<<<<

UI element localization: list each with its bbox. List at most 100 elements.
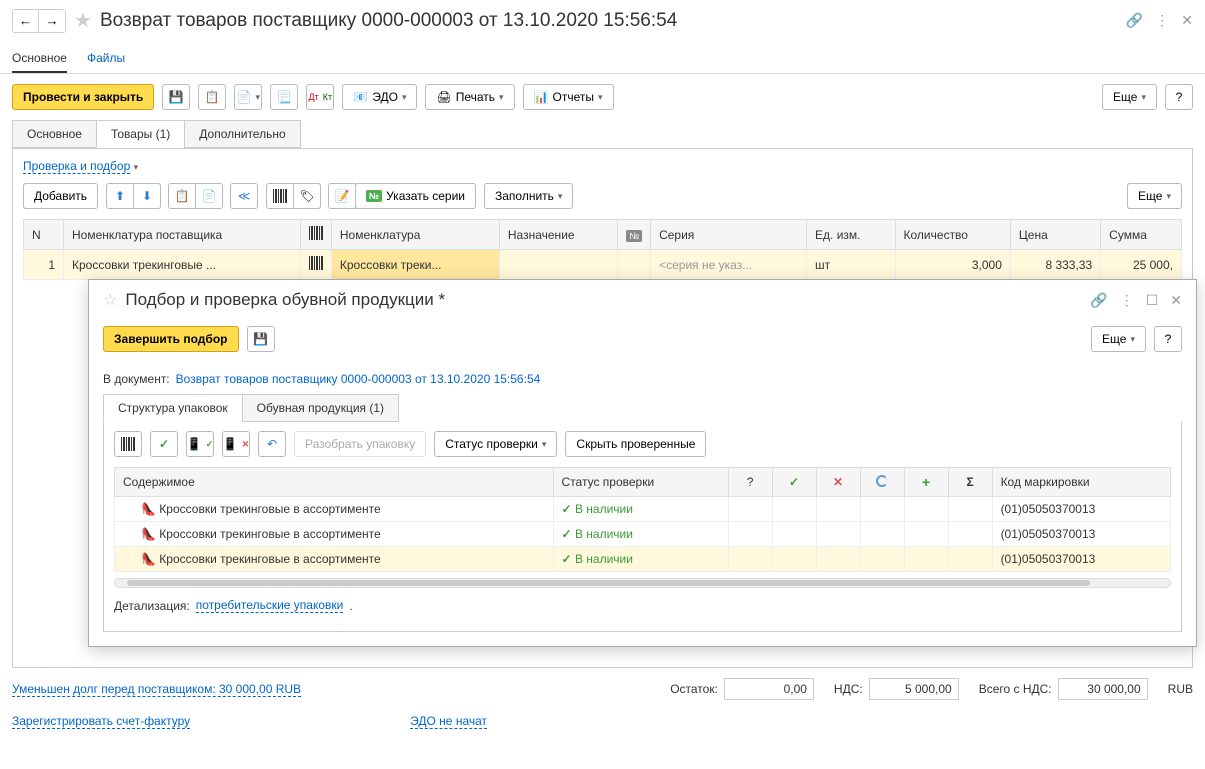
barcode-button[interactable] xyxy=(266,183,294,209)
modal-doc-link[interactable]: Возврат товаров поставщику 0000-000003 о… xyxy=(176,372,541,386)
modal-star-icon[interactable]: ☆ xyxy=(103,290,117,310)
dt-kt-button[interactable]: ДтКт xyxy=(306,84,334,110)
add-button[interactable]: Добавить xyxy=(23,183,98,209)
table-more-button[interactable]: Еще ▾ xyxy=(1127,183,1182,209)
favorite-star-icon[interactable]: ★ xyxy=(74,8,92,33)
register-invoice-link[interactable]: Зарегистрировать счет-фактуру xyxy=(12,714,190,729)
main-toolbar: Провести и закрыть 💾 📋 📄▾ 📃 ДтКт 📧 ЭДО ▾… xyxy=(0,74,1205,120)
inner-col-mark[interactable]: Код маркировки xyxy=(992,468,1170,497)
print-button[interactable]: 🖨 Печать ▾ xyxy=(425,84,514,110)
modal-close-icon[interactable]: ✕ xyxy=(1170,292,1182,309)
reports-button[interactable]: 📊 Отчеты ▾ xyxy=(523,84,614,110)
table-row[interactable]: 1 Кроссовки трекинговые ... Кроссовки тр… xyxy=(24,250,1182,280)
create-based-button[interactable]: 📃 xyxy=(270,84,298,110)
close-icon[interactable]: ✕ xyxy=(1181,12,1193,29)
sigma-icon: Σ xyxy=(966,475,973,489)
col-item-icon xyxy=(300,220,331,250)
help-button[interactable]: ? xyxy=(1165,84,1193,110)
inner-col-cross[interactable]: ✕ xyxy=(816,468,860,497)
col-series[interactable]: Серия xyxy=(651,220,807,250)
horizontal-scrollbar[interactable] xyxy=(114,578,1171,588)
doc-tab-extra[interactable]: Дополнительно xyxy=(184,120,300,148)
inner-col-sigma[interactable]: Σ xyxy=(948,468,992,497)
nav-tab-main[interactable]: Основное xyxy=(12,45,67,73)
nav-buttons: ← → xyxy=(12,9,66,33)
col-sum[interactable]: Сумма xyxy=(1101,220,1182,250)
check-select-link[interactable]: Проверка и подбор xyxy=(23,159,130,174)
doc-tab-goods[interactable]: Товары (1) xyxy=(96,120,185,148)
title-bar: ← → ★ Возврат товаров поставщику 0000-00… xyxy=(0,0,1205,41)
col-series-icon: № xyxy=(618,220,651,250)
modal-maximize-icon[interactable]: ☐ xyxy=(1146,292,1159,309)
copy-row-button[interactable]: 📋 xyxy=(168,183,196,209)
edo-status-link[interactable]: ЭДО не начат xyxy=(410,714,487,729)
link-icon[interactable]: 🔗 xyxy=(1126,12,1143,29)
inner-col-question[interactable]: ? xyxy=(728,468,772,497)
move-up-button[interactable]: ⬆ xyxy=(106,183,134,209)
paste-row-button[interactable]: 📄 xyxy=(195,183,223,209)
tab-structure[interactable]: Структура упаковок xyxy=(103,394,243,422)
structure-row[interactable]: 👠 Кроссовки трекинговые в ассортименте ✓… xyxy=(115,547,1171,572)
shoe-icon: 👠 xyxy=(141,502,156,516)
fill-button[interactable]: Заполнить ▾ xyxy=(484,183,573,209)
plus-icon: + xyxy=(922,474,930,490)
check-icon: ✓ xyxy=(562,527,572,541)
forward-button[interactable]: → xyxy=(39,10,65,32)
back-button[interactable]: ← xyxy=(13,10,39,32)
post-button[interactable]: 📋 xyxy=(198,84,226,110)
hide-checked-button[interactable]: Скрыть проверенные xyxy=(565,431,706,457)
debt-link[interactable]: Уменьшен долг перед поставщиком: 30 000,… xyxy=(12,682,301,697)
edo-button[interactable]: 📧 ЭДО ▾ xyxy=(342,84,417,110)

>>>>

> _PROMPT_: Rewrite the records with "interactable" replaced by "clickable" wherever it occurs, keeping everything else unchanged and leaving out the pictures.

> _SOLUTION_:
UI element localization: list each with its bbox. List at most 100 elements.
barcode-button[clickable] xyxy=(266,183,294,209)
modal-doc-link[clickable]: Возврат товаров поставщику 0000-000003 о… xyxy=(176,372,541,386)
modal-star-icon[clickable]: ☆ xyxy=(103,290,117,310)
dt-kt-button[clickable]: ДтКт xyxy=(306,84,334,110)
add-button[clickable]: Добавить xyxy=(23,183,98,209)
table-more-button[clickable]: Еще ▾ xyxy=(1127,183,1182,209)
favorite-star-icon[clickable]: ★ xyxy=(74,8,92,33)
register-invoice-link[clickable]: Зарегистрировать счет-фактуру xyxy=(12,714,190,729)
main-toolbar: Провести и закрыть 💾 📋 📄▾ 📃 ДтКт 📧 ЭДО ▾… xyxy=(0,74,1205,120)
inner-col-mark[clickable]: Код маркировки xyxy=(992,468,1170,497)
print-button[clickable]: 🖨 Печать ▾ xyxy=(425,84,514,110)
modal-close-icon[clickable]: ✕ xyxy=(1170,292,1182,309)
reports-button[clickable]: 📊 Отчеты ▾ xyxy=(523,84,614,110)
table-row[clickable]: 1 Кроссовки трекинговые ... Кроссовки тр… xyxy=(24,250,1182,280)
create-based-button[clickable]: 📃 xyxy=(270,84,298,110)
close-icon[clickable]: ✕ xyxy=(1181,12,1193,29)
sigma-icon: Σ xyxy=(966,475,973,489)
col-item-icon xyxy=(300,220,331,250)
help-button[clickable]: ? xyxy=(1165,84,1193,110)
inner-col-cross[clickable]: ✕ xyxy=(816,468,860,497)
col-series[clickable]: Серия xyxy=(651,220,807,250)
horizontal-scrollbar[clickable] xyxy=(114,578,1171,588)
doc-tab-extra[clickable]: Дополнительно xyxy=(184,120,300,148)
inner-col-sigma[clickable]: Σ xyxy=(948,468,992,497)
nav-tab-main[clickable]: Основное xyxy=(12,45,67,73)
nav-buttons: ← → xyxy=(12,9,66,33)
col-sum[clickable]: Сумма xyxy=(1101,220,1182,250)
check-select-link[clickable]: Проверка и подбор xyxy=(23,159,130,174)
doc-tab-goods[clickable]: Товары (1) xyxy=(96,120,185,148)
title-bar: ← → ★ Возврат товаров поставщику 0000-00… xyxy=(0,0,1205,41)
col-series-icon: № xyxy=(618,220,651,250)
modal-maximize-icon[clickable]: ☐ xyxy=(1146,292,1159,309)
copy-row-button[clickable]: 📋 xyxy=(168,183,196,209)
edo-status-link[clickable]: ЭДО не начат xyxy=(410,714,487,729)
link-icon[clickable]: 🔗 xyxy=(1126,12,1143,29)
inner-col-question[clickable]: ? xyxy=(728,468,772,497)
move-up-button[clickable]: ⬆ xyxy=(106,183,134,209)
paste-row-button[clickable]: 📄 xyxy=(195,183,223,209)
tab-structure[clickable]: Структура упаковок xyxy=(103,394,243,422)
structure-row[clickable]: 👠 Кроссовки трекинговые в ассортименте ✓… xyxy=(115,547,1171,572)
shoe-icon: 👠 xyxy=(141,502,156,516)
fill-button[clickable]: Заполнить ▾ xyxy=(484,183,573,209)
plus-icon: + xyxy=(922,474,930,490)
check-icon: ✓ xyxy=(562,527,572,541)
forward-button[clickable]: → xyxy=(39,10,65,32)
back-button[clickable]: ← xyxy=(13,10,39,32)
post-button[clickable]: 📋 xyxy=(198,84,226,110)
hide-checked-button[clickable]: Скрыть проверенные xyxy=(565,431,706,457)
debt-link[clickable]: Уменьшен долг перед поставщиком: 30 000,… xyxy=(12,682,301,697)
edo-button[clickable]: 📧 ЭДО ▾ xyxy=(342,84,417,110)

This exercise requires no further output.